Items from a figure collection →
>>>>

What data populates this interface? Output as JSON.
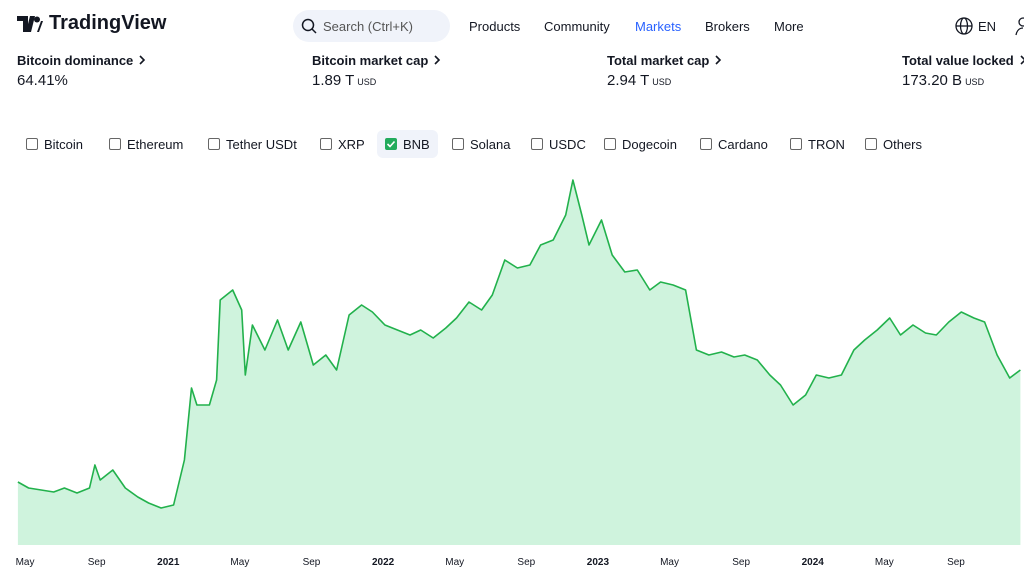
{
  "header": {
    "logo": "TradingView",
    "search": "Search (Ctrl+K)",
    "nav": [
      "Products",
      "Community",
      "Markets",
      "Brokers",
      "More"
    ],
    "active_index": 2,
    "language": "EN"
  },
  "stats": [
    {
      "label": "Bitcoin dominance",
      "value": "64.41%"
    },
    {
      "label": "Bitcoin market cap",
      "value": "1.89 T",
      "unit": "USD"
    },
    {
      "label": "Total market cap",
      "value": "2.94 T",
      "unit": "USD"
    },
    {
      "label": "Total value locked",
      "value": "173.20 B",
      "unit": "USD"
    }
  ],
  "filters": [
    {
      "name": "Bitcoin",
      "checked": false
    },
    {
      "name": "Ethereum",
      "checked": false
    },
    {
      "name": "Tether USDt",
      "checked": false
    },
    {
      "name": "XRP",
      "checked": false
    },
    {
      "name": "BNB",
      "checked": true
    },
    {
      "name": "Solana",
      "checked": false
    },
    {
      "name": "USDC",
      "checked": false
    },
    {
      "name": "Dogecoin",
      "checked": false
    },
    {
      "name": "Cardano",
      "checked": false
    },
    {
      "name": "TRON",
      "checked": false
    },
    {
      "name": "Others",
      "checked": false
    }
  ],
  "chart_data": {
    "type": "area",
    "color": "#22b14c",
    "fill": "#cff3dd",
    "x": [
      -0.4,
      0.2,
      0.9,
      1.6,
      2.2,
      2.9,
      3.6,
      3.9,
      4.2,
      4.9,
      5.6,
      6.3,
      6.9,
      7.6,
      8.3,
      8.9,
      9.3,
      9.6,
      10.3,
      10.7,
      10.9,
      11.6,
      12.1,
      12.3,
      12.7,
      13.4,
      14.1,
      14.7,
      15.4,
      16.1,
      16.8,
      17.4,
      18.1,
      18.8,
      19.4,
      20.1,
      20.8,
      21.5,
      22.1,
      22.8,
      23.5,
      24.1,
      24.8,
      25.5,
      26.1,
      26.8,
      27.5,
      28.2,
      28.8,
      29.5,
      30.2,
      30.6,
      31.1,
      31.5,
      32.2,
      32.8,
      33.5,
      34.2,
      34.9,
      35.5,
      36.2,
      36.9,
      37.5,
      38.2,
      38.9,
      39.6,
      40.2,
      40.9,
      41.6,
      42.2,
      42.9,
      43.6,
      44.2,
      44.9,
      45.6,
      46.3,
      46.9,
      47.6,
      48.3,
      48.9,
      49.6,
      50.3,
      50.9,
      51.6,
      52.3,
      53,
      53.6,
      54.3,
      55,
      55.6
    ],
    "values": [
      63,
      57,
      55,
      53,
      57,
      52,
      57,
      80,
      65,
      75,
      57,
      48,
      42,
      37,
      40,
      85,
      157,
      140,
      140,
      165,
      245,
      255,
      235,
      170,
      220,
      195,
      225,
      195,
      223,
      180,
      190,
      175,
      230,
      240,
      233,
      220,
      215,
      210,
      215,
      207,
      217,
      227,
      243,
      235,
      250,
      285,
      277,
      280,
      300,
      305,
      330,
      365,
      330,
      300,
      325,
      290,
      273,
      275,
      255,
      263,
      260,
      255,
      195,
      190,
      193,
      188,
      190,
      185,
      170,
      160,
      140,
      150,
      170,
      167,
      170,
      195,
      205,
      215,
      227,
      210,
      220,
      212,
      210,
      223,
      233,
      227,
      223,
      190,
      167,
      175
    ],
    "xlim": [
      -0.45,
      55.8
    ],
    "ylim": [
      0,
      375
    ],
    "xticks": [
      {
        "value": 0,
        "label": "May"
      },
      {
        "value": 4,
        "label": "Sep"
      },
      {
        "value": 8,
        "label": "2021"
      },
      {
        "value": 12,
        "label": "May"
      },
      {
        "value": 16,
        "label": "Sep"
      },
      {
        "value": 20,
        "label": "2022"
      },
      {
        "value": 24,
        "label": "May"
      },
      {
        "value": 28,
        "label": "Sep"
      },
      {
        "value": 32,
        "label": "2023"
      },
      {
        "value": 36,
        "label": "May"
      },
      {
        "value": 40,
        "label": "Sep"
      },
      {
        "value": 44,
        "label": "2024"
      },
      {
        "value": 48,
        "label": "May"
      },
      {
        "value": 52,
        "label": "Sep"
      }
    ]
  }
}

<<<<

What you will do → Without the pictures, restate all the entries above exactly.

Result of this exercise →
What data populates this interface? Output as JSON.
{
  "header": {
    "logo": "TradingView",
    "search": "Search (Ctrl+K)",
    "nav": [
      "Products",
      "Community",
      "Markets",
      "Brokers",
      "More"
    ],
    "active_index": 2,
    "language": "EN"
  },
  "stats": [
    {
      "label": "Bitcoin dominance",
      "value": "64.41%"
    },
    {
      "label": "Bitcoin market cap",
      "value": "1.89 T",
      "unit": "USD"
    },
    {
      "label": "Total market cap",
      "value": "2.94 T",
      "unit": "USD"
    },
    {
      "label": "Total value locked",
      "value": "173.20 B",
      "unit": "USD"
    }
  ],
  "filters": [
    {
      "name": "Bitcoin",
      "checked": false
    },
    {
      "name": "Ethereum",
      "checked": false
    },
    {
      "name": "Tether USDt",
      "checked": false
    },
    {
      "name": "XRP",
      "checked": false
    },
    {
      "name": "BNB",
      "checked": true
    },
    {
      "name": "Solana",
      "checked": false
    },
    {
      "name": "USDC",
      "checked": false
    },
    {
      "name": "Dogecoin",
      "checked": false
    },
    {
      "name": "Cardano",
      "checked": false
    },
    {
      "name": "TRON",
      "checked": false
    },
    {
      "name": "Others",
      "checked": false
    }
  ],
  "chart_data": {
    "type": "area",
    "color": "#22b14c",
    "fill": "#cff3dd",
    "x": [
      -0.4,
      0.2,
      0.9,
      1.6,
      2.2,
      2.9,
      3.6,
      3.9,
      4.2,
      4.9,
      5.6,
      6.3,
      6.9,
      7.6,
      8.3,
      8.9,
      9.3,
      9.6,
      10.3,
      10.7,
      10.9,
      11.6,
      12.1,
      12.3,
      12.7,
      13.4,
      14.1,
      14.7,
      15.4,
      16.1,
      16.8,
      17.4,
      18.1,
      18.8,
      19.4,
      20.1,
      20.8,
      21.5,
      22.1,
      22.8,
      23.5,
      24.1,
      24.8,
      25.5,
      26.1,
      26.8,
      27.5,
      28.2,
      28.8,
      29.5,
      30.2,
      30.6,
      31.1,
      31.5,
      32.2,
      32.8,
      33.5,
      34.2,
      34.9,
      35.5,
      36.2,
      36.9,
      37.5,
      38.2,
      38.9,
      39.6,
      40.2,
      40.9,
      41.6,
      42.2,
      42.9,
      43.6,
      44.2,
      44.9,
      45.6,
      46.3,
      46.9,
      47.6,
      48.3,
      48.9,
      49.6,
      50.3,
      50.9,
      51.6,
      52.3,
      53,
      53.6,
      54.3,
      55,
      55.6
    ],
    "values": [
      63,
      57,
      55,
      53,
      57,
      52,
      57,
      80,
      65,
      75,
      57,
      48,
      42,
      37,
      40,
      85,
      157,
      140,
      140,
      165,
      245,
      255,
      235,
      170,
      220,
      195,
      225,
      195,
      223,
      180,
      190,
      175,
      230,
      240,
      233,
      220,
      215,
      210,
      215,
      207,
      217,
      227,
      243,
      235,
      250,
      285,
      277,
      280,
      300,
      305,
      330,
      365,
      330,
      300,
      325,
      290,
      273,
      275,
      255,
      263,
      260,
      255,
      195,
      190,
      193,
      188,
      190,
      185,
      170,
      160,
      140,
      150,
      170,
      167,
      170,
      195,
      205,
      215,
      227,
      210,
      220,
      212,
      210,
      223,
      233,
      227,
      223,
      190,
      167,
      175
    ],
    "xlim": [
      -0.45,
      55.8
    ],
    "ylim": [
      0,
      375
    ],
    "xticks": [
      {
        "value": 0,
        "label": "May"
      },
      {
        "value": 4,
        "label": "Sep"
      },
      {
        "value": 8,
        "label": "2021"
      },
      {
        "value": 12,
        "label": "May"
      },
      {
        "value": 16,
        "label": "Sep"
      },
      {
        "value": 20,
        "label": "2022"
      },
      {
        "value": 24,
        "label": "May"
      },
      {
        "value": 28,
        "label": "Sep"
      },
      {
        "value": 32,
        "label": "2023"
      },
      {
        "value": 36,
        "label": "May"
      },
      {
        "value": 40,
        "label": "Sep"
      },
      {
        "value": 44,
        "label": "2024"
      },
      {
        "value": 48,
        "label": "May"
      },
      {
        "value": 52,
        "label": "Sep"
      }
    ]
  }
}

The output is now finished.